━━━ Recorded data ━━━

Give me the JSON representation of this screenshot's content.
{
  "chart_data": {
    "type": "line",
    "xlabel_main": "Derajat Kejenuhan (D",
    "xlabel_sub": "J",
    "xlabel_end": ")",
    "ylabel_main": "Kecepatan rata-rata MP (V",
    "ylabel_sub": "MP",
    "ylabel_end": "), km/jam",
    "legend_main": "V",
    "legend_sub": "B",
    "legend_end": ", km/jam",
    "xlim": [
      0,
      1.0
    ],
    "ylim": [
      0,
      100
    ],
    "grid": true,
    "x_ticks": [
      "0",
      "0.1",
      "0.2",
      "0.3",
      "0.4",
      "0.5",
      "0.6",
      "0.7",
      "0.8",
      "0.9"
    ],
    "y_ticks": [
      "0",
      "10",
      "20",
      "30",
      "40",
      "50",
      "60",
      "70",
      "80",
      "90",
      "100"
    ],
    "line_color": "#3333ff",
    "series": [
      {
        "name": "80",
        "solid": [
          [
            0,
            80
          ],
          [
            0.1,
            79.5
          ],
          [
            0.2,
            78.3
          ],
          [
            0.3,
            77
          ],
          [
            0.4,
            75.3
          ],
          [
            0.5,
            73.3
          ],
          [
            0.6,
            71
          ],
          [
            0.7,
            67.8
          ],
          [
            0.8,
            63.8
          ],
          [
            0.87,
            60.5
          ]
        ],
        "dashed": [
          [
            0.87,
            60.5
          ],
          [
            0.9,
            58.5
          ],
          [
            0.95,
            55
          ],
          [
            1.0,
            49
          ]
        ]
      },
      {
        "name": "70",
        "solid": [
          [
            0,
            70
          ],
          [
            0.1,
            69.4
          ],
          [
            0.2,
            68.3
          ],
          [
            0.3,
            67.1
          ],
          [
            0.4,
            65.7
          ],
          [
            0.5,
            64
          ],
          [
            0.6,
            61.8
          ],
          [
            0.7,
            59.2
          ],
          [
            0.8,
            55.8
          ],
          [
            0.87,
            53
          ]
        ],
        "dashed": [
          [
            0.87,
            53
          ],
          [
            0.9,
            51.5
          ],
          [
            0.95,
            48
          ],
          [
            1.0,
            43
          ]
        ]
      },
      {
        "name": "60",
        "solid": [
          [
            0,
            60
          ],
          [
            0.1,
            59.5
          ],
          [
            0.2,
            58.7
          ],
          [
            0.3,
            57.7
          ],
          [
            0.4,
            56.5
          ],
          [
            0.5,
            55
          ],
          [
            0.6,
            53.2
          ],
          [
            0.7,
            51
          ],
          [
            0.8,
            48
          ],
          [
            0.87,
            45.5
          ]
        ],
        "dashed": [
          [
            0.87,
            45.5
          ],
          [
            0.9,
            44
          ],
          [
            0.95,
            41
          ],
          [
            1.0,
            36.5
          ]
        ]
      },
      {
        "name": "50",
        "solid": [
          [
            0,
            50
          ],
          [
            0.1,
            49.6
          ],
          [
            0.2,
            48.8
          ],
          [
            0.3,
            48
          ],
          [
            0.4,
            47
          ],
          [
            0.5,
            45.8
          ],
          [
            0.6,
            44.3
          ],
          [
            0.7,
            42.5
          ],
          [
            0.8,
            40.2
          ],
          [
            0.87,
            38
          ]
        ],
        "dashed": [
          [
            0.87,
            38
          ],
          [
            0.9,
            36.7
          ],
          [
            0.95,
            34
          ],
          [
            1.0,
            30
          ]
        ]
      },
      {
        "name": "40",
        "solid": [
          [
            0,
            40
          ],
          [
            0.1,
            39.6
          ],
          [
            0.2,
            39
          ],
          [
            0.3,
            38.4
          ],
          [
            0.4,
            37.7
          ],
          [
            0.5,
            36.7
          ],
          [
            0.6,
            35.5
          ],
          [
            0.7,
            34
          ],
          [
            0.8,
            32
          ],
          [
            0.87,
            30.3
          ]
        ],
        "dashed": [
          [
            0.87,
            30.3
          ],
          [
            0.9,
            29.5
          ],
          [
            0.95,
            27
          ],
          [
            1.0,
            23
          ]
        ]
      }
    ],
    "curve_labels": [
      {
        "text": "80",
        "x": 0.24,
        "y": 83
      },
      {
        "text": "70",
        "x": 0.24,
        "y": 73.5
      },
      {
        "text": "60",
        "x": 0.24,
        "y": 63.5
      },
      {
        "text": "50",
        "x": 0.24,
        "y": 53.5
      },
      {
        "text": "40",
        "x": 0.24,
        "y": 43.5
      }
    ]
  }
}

━━━

Instructions for the task
Copy the records above exactly as they appear.

Final answer
Give me the JSON representation of this screenshot's content.
{
  "chart_data": {
    "type": "line",
    "xlabel_main": "Derajat Kejenuhan (D",
    "xlabel_sub": "J",
    "xlabel_end": ")",
    "ylabel_main": "Kecepatan rata-rata MP (V",
    "ylabel_sub": "MP",
    "ylabel_end": "), km/jam",
    "legend_main": "V",
    "legend_sub": "B",
    "legend_end": ", km/jam",
    "xlim": [
      0,
      1.0
    ],
    "ylim": [
      0,
      100
    ],
    "grid": true,
    "x_ticks": [
      "0",
      "0.1",
      "0.2",
      "0.3",
      "0.4",
      "0.5",
      "0.6",
      "0.7",
      "0.8",
      "0.9"
    ],
    "y_ticks": [
      "0",
      "10",
      "20",
      "30",
      "40",
      "50",
      "60",
      "70",
      "80",
      "90",
      "100"
    ],
    "line_color": "#3333ff",
    "series": [
      {
        "name": "80",
        "solid": [
          [
            0,
            80
          ],
          [
            0.1,
            79.5
          ],
          [
            0.2,
            78.3
          ],
          [
            0.3,
            77
          ],
          [
            0.4,
            75.3
          ],
          [
            0.5,
            73.3
          ],
          [
            0.6,
            71
          ],
          [
            0.7,
            67.8
          ],
          [
            0.8,
            63.8
          ],
          [
            0.87,
            60.5
          ]
        ],
        "dashed": [
          [
            0.87,
            60.5
          ],
          [
            0.9,
            58.5
          ],
          [
            0.95,
            55
          ],
          [
            1.0,
            49
          ]
        ]
      },
      {
        "name": "70",
        "solid": [
          [
            0,
            70
          ],
          [
            0.1,
            69.4
          ],
          [
            0.2,
            68.3
          ],
          [
            0.3,
            67.1
          ],
          [
            0.4,
            65.7
          ],
          [
            0.5,
            64
          ],
          [
            0.6,
            61.8
          ],
          [
            0.7,
            59.2
          ],
          [
            0.8,
            55.8
          ],
          [
            0.87,
            53
          ]
        ],
        "dashed": [
          [
            0.87,
            53
          ],
          [
            0.9,
            51.5
          ],
          [
            0.95,
            48
          ],
          [
            1.0,
            43
          ]
        ]
      },
      {
        "name": "60",
        "solid": [
          [
            0,
            60
          ],
          [
            0.1,
            59.5
          ],
          [
            0.2,
            58.7
          ],
          [
            0.3,
            57.7
          ],
          [
            0.4,
            56.5
          ],
          [
            0.5,
            55
          ],
          [
            0.6,
            53.2
          ],
          [
            0.7,
            51
          ],
          [
            0.8,
            48
          ],
          [
            0.87,
            45.5
          ]
        ],
        "dashed": [
          [
            0.87,
            45.5
          ],
          [
            0.9,
            44
          ],
          [
            0.95,
            41
          ],
          [
            1.0,
            36.5
          ]
        ]
      },
      {
        "name": "50",
        "solid": [
          [
            0,
            50
          ],
          [
            0.1,
            49.6
          ],
          [
            0.2,
            48.8
          ],
          [
            0.3,
            48
          ],
          [
            0.4,
            47
          ],
          [
            0.5,
            45.8
          ],
          [
            0.6,
            44.3
          ],
          [
            0.7,
            42.5
          ],
          [
            0.8,
            40.2
          ],
          [
            0.87,
            38
          ]
        ],
        "dashed": [
          [
            0.87,
            38
          ],
          [
            0.9,
            36.7
          ],
          [
            0.95,
            34
          ],
          [
            1.0,
            30
          ]
        ]
      },
      {
        "name": "40",
        "solid": [
          [
            0,
            40
          ],
          [
            0.1,
            39.6
          ],
          [
            0.2,
            39
          ],
          [
            0.3,
            38.4
          ],
          [
            0.4,
            37.7
          ],
          [
            0.5,
            36.7
          ],
          [
            0.6,
            35.5
          ],
          [
            0.7,
            34
          ],
          [
            0.8,
            32
          ],
          [
            0.87,
            30.3
          ]
        ],
        "dashed": [
          [
            0.87,
            30.3
          ],
          [
            0.9,
            29.5
          ],
          [
            0.95,
            27
          ],
          [
            1.0,
            23
          ]
        ]
      }
    ],
    "curve_labels": [
      {
        "text": "80",
        "x": 0.24,
        "y": 83
      },
      {
        "text": "70",
        "x": 0.24,
        "y": 73.5
      },
      {
        "text": "60",
        "x": 0.24,
        "y": 63.5
      },
      {
        "text": "50",
        "x": 0.24,
        "y": 53.5
      },
      {
        "text": "40",
        "x": 0.24,
        "y": 43.5
      }
    ]
  }
}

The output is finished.